(TO DO): Spot each line in the records below where the word "Movimiento" occurs, then copy it.

(Source records)
[start]

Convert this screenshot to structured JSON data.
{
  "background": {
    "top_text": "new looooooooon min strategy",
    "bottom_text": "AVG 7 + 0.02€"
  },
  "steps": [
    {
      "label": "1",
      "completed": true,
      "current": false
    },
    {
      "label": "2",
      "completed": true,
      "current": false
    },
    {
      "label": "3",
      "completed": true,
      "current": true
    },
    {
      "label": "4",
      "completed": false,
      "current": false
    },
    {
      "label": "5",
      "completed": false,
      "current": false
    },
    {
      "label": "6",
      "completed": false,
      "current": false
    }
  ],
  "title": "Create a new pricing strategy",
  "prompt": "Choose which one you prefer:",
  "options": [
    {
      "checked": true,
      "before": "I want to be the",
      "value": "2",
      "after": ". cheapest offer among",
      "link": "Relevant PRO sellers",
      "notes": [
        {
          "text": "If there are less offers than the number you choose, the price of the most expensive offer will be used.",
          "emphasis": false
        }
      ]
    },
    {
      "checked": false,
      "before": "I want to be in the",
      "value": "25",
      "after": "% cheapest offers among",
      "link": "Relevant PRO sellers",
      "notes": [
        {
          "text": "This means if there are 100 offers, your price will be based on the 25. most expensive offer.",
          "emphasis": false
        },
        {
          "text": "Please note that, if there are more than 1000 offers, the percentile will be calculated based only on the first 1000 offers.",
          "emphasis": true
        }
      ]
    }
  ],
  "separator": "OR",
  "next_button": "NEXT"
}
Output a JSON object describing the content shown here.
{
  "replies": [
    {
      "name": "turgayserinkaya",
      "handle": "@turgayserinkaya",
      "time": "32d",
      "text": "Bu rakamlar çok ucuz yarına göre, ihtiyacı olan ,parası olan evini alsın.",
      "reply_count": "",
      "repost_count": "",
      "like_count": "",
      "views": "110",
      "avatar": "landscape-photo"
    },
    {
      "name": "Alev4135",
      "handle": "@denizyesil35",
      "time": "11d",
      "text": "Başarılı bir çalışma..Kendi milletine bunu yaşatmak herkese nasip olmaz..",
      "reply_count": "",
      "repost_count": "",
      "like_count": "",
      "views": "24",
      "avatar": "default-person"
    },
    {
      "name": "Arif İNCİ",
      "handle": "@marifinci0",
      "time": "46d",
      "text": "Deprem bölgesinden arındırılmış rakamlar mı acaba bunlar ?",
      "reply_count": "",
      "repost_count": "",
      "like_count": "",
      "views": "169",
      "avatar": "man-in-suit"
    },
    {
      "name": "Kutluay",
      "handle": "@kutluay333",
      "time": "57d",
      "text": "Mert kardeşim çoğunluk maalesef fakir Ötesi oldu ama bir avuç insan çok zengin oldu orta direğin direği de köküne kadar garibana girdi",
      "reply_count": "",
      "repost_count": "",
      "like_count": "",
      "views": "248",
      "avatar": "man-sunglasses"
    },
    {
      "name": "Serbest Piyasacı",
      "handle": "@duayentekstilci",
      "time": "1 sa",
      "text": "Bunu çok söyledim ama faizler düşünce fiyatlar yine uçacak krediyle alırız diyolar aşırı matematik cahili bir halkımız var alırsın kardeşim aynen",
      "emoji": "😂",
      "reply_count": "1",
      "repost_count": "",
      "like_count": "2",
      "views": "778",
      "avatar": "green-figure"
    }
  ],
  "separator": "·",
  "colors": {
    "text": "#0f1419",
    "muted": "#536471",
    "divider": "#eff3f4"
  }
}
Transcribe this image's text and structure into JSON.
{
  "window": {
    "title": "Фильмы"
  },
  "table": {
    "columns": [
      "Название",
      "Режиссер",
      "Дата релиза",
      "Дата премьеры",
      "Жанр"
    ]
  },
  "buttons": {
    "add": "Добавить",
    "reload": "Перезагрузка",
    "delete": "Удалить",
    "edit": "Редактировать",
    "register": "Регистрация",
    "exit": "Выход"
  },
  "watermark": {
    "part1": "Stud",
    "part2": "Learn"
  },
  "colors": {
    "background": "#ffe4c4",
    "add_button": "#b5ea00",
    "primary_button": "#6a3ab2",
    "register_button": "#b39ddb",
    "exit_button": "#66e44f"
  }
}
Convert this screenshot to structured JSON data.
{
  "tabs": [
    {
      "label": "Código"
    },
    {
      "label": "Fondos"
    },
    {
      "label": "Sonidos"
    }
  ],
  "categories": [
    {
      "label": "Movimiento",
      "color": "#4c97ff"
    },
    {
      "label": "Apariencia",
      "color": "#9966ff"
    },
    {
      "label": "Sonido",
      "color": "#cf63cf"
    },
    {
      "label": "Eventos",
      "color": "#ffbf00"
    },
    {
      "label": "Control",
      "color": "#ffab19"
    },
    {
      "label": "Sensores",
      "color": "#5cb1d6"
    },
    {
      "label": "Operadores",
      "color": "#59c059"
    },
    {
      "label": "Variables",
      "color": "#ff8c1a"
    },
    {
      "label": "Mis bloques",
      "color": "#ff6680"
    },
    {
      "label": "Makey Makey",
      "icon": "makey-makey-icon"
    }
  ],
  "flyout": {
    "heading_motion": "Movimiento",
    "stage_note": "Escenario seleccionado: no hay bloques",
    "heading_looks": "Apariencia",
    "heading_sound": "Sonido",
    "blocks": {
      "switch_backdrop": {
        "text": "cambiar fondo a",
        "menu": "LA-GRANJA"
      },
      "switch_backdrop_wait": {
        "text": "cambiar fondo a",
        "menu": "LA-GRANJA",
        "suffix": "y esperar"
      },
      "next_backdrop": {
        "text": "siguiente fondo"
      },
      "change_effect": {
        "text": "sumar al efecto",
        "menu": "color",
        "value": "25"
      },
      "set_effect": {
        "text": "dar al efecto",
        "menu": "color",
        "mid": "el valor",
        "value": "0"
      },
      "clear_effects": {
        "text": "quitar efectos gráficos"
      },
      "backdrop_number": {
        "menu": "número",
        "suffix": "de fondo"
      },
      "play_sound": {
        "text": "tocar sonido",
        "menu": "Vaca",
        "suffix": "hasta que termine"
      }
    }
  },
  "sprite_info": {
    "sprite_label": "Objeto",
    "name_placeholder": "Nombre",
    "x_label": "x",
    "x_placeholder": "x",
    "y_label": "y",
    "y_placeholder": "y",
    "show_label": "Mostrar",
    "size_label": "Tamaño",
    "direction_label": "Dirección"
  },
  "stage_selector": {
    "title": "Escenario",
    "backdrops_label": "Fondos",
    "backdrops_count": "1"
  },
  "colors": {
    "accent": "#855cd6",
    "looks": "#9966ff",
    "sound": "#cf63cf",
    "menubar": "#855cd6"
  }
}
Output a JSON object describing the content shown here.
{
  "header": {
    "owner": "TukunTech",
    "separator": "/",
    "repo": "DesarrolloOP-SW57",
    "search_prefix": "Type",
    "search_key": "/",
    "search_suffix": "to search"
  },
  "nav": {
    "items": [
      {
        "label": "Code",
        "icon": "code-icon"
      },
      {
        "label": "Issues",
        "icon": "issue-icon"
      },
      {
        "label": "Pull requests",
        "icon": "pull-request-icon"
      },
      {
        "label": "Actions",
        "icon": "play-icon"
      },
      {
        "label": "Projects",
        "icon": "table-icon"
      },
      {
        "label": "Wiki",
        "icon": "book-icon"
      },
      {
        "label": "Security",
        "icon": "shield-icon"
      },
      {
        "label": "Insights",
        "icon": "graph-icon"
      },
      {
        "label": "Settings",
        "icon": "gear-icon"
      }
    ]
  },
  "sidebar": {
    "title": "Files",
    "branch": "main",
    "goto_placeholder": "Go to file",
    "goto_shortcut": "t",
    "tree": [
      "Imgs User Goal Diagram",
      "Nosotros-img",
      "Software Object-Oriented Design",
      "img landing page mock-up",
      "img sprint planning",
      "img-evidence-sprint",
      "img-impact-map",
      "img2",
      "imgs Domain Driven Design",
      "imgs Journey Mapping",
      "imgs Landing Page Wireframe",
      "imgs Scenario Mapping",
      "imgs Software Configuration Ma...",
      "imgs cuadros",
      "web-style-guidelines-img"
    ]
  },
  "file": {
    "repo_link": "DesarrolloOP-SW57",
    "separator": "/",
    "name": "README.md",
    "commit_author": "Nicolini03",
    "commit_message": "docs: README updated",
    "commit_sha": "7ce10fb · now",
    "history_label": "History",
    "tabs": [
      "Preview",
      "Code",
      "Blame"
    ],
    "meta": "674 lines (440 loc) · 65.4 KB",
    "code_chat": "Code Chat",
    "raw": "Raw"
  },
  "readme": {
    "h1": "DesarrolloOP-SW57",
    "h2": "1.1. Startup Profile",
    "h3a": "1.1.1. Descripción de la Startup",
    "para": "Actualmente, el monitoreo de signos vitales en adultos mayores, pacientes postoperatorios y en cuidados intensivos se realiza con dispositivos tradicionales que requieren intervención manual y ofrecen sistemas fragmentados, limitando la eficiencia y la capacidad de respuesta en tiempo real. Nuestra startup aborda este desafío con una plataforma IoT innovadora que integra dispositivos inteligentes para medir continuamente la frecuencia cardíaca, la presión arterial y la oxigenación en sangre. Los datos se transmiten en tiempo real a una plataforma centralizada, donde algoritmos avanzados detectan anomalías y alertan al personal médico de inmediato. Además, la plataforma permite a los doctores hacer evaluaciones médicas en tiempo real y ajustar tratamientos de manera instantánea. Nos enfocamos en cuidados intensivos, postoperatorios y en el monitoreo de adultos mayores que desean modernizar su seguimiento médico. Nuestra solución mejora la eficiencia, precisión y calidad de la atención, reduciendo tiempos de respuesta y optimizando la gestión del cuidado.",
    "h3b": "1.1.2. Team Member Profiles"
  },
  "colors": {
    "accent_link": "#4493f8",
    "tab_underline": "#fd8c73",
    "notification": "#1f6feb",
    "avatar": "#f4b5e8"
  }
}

[end]

(RESULT):
      "label": "Movimiento",
    "heading_motion": "Movimiento",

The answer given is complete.